(Data records)
↓

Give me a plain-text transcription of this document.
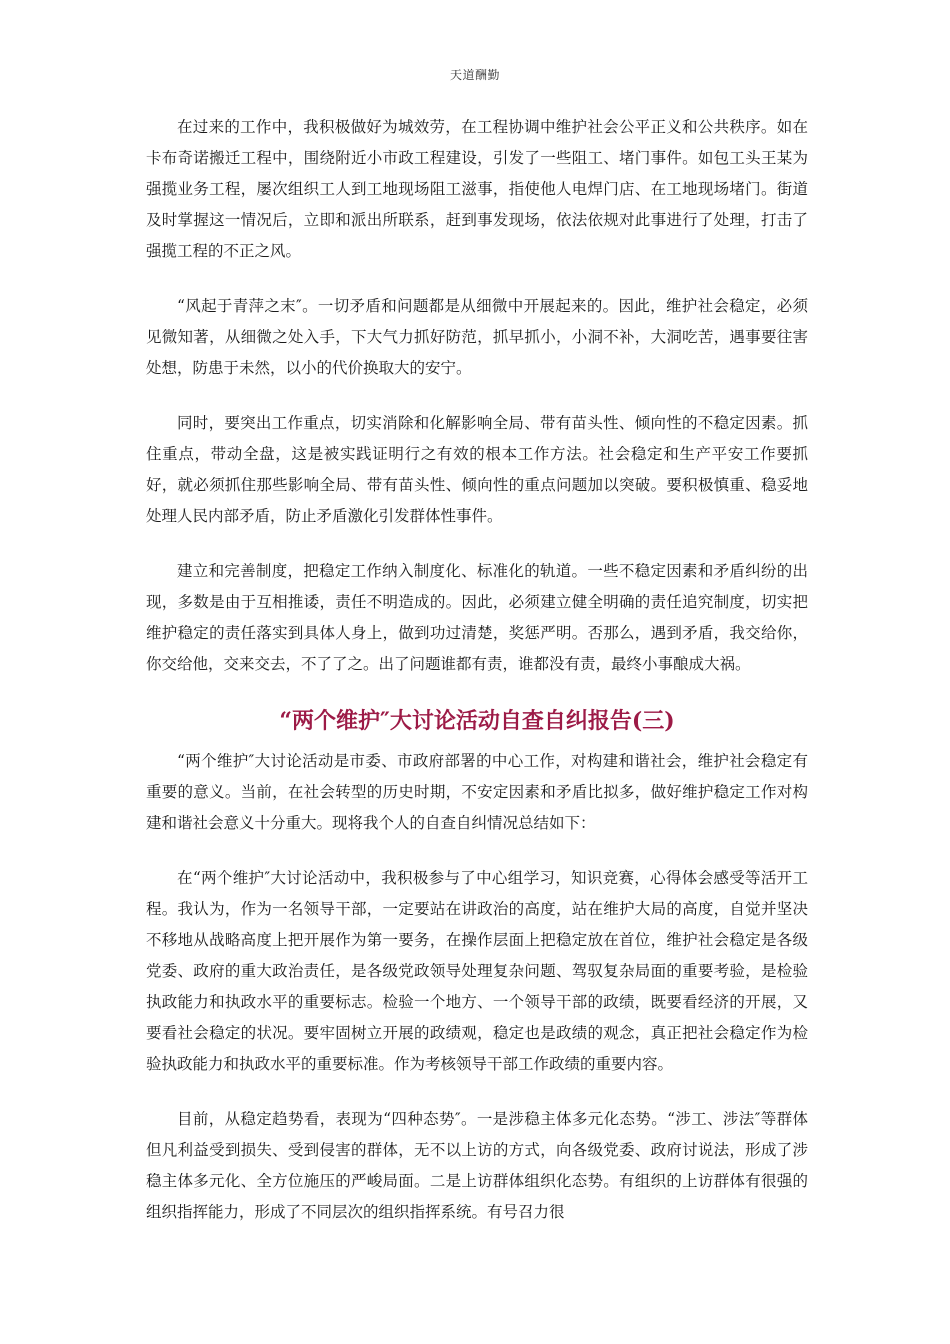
天道酬勤

在过来的工作中，我积极做好为城效劳，在工程协调中维护社会公平正义和公共秩序。如在卡布奇诺搬迁工程中，围绕附近小市政工程建设，引发了一些阻工、堵门事件。如包工头王某为强揽业务工程，屡次组织工人到工地现场阻工滋事，指使他人电焊门店、在工地现场堵门。街道及时掌握这一情况后，立即和派出所联系，赶到事发现场，依法依规对此事进行了处理，打击了强揽工程的不正之风。

“风起于青萍之末″。一切矛盾和问题都是从细微中开展起来的。因此，维护社会稳定，必须见微知著，从细微之处入手，下大气力抓好防范，抓早抓小，小洞不补，大洞吃苦，遇事要往害处想，防患于未然，以小的代价换取大的安宁。

同时，要突出工作重点，切实消除和化解影响全局、带有苗头性、倾向性的不稳定因素。抓住重点，带动全盘，这是被实践证明行之有效的根本工作方法。社会稳定和生产平安工作要抓好，就必须抓住那些影响全局、带有苗头性、倾向性的重点问题加以突破。要积极慎重、稳妥地处理人民内部矛盾，防止矛盾激化引发群体性事件。

建立和完善制度，把稳定工作纳入制度化、标准化的轨道。一些不稳定因素和矛盾纠纷的出现，多数是由于互相推诿，责任不明造成的。因此，必须建立健全明确的责任追究制度，切实把维护稳定的责任落实到具体人身上，做到功过清楚，奖惩严明。否那么，遇到矛盾，我交给你，你交给他，交来交去，不了了之。出了问题谁都有责，谁都没有责，最终小事酿成大祸。

“两个维护″大讨论活动自查自纠报告(三)

“两个维护″大讨论活动是市委、市政府部署的中心工作，对构建和谐社会，维护社会稳定有重要的意义。当前，在社会转型的历史时期，不安定因素和矛盾比拟多，做好维护稳定工作对构建和谐社会意义十分重大。现将我个人的自查自纠情况总结如下：

在“两个维护″大讨论活动中，我积极参与了中心组学习，知识竞赛，心得体会感受等活开工程。我认为，作为一名领导干部，一定要站在讲政治的高度，站在维护大局的高度，自觉并坚决不移地从战略高度上把开展作为第一要务，在操作层面上把稳定放在首位，维护社会稳定是各级党委、政府的重大政治责任，是各级党政领导处理复杂问题、驾驭复杂局面的重要考验，是检验执政能力和执政水平的重要标志。检验一个地方、一个领导干部的政绩，既要看经济的开展，又要看社会稳定的状况。要牢固树立开展的政绩观，稳定也是政绩的观念，真正把社会稳定作为检验执政能力和执政水平的重要标准。作为考核领导干部工作政绩的重要内容。

目前，从稳定趋势看，表现为“四种态势″。一是涉稳主体多元化态势。“涉工、涉法″等群体但凡利益受到损失、受到侵害的群体，无不以上访的方式，向各级党委、政府讨说法，形成了涉稳主体多元化、全方位施压的严峻局面。二是上访群体组织化态势。有组织的上访群体有很强的组织指挥能力，形成了不同层次的组织指挥系统。有号召力很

↑

- [Task requirements]
Gather and copy every line of the data in which the string "两个维护" is found.

- [Answer in full]
“两个维护″大讨论活动自查自纠报告(三)
“两个维护″大讨论活动是市委、市政府部署的中心工作，对构建和谐社会，维护社会稳定有重要的意义。当前，在社会转型的历史时期，不安定因素和矛盾比拟多，做好维护稳定工作对构建和谐社会意义十分重大。现将我个人的自查自纠情况总结如下：
在“两个维护″大讨论活动中，我积极参与了中心组学习，知识竞赛，心得体会感受等活开工程。我认为，作为一名领导干部，一定要站在讲政治的高度，站在维护大局的高度，自觉并坚决不移地从战略高度上把开展作为第一要务，在操作层面上把稳定放在首位，维护社会稳定是各级党委、政府的重大政治责任，是各级党政领导处理复杂问题、驾驭复杂局面的重要考验，是检验执政能力和执政水平的重要标志。检验一个地方、一个领导干部的政绩，既要看经济的开展，又要看社会稳定的状况。要牢固树立开展的政绩观，稳定也是政绩的观念，真正把社会稳定作为检验执政能力和执政水平的重要标准。作为考核领导干部工作政绩的重要内容。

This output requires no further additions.